— Stated task —
Which lines in the material below contain the word "title"? Copy each of them.

[Data items]
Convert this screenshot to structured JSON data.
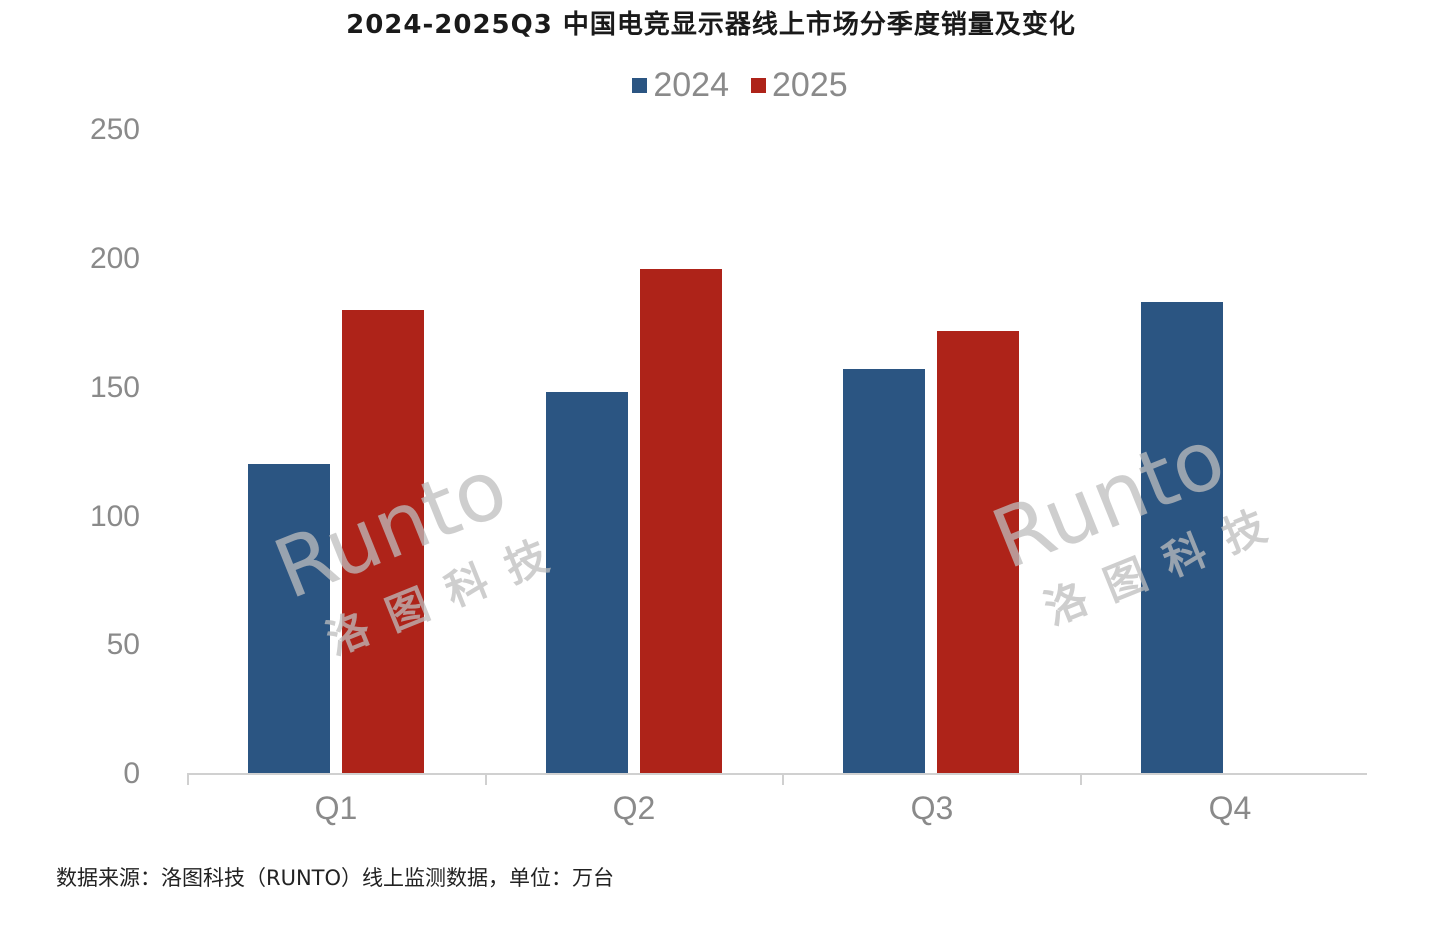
{
  "title": "2024-2025Q3 中国电竞显示器线上市场分季度销量及变化",
  "legend": [
    {
      "label": "2024",
      "color": "#2b5582"
    },
    {
      "label": "2025",
      "color": "#ae2319"
    }
  ],
  "source_note": "数据来源：洛图科技（RUNTO）线上监测数据，单位：万台",
  "watermark": {
    "en": "Runto",
    "cn": "洛图科技"
  },
  "chart_data": {
    "type": "bar",
    "title": "2024-2025Q3 中国电竞显示器线上市场分季度销量及变化",
    "xlabel": "",
    "ylabel": "",
    "unit": "万台",
    "categories": [
      "Q1",
      "Q2",
      "Q3",
      "Q4"
    ],
    "series": [
      {
        "name": "2024",
        "color": "#2b5582",
        "values": [
          120,
          148,
          157,
          183
        ]
      },
      {
        "name": "2025",
        "color": "#ae2319",
        "values": [
          180,
          196,
          172,
          null
        ]
      }
    ],
    "yticks": [
      "0",
      "50",
      "100",
      "150",
      "200",
      "250"
    ],
    "ylim": [
      0,
      250
    ],
    "grid": false,
    "legend_position": "top"
  }
}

— Response —
  "title": "2024-2025Q3 中国电竞显示器线上市场分季度销量及变化",
    "title": "2024-2025Q3 中国电竞显示器线上市场分季度销量及变化",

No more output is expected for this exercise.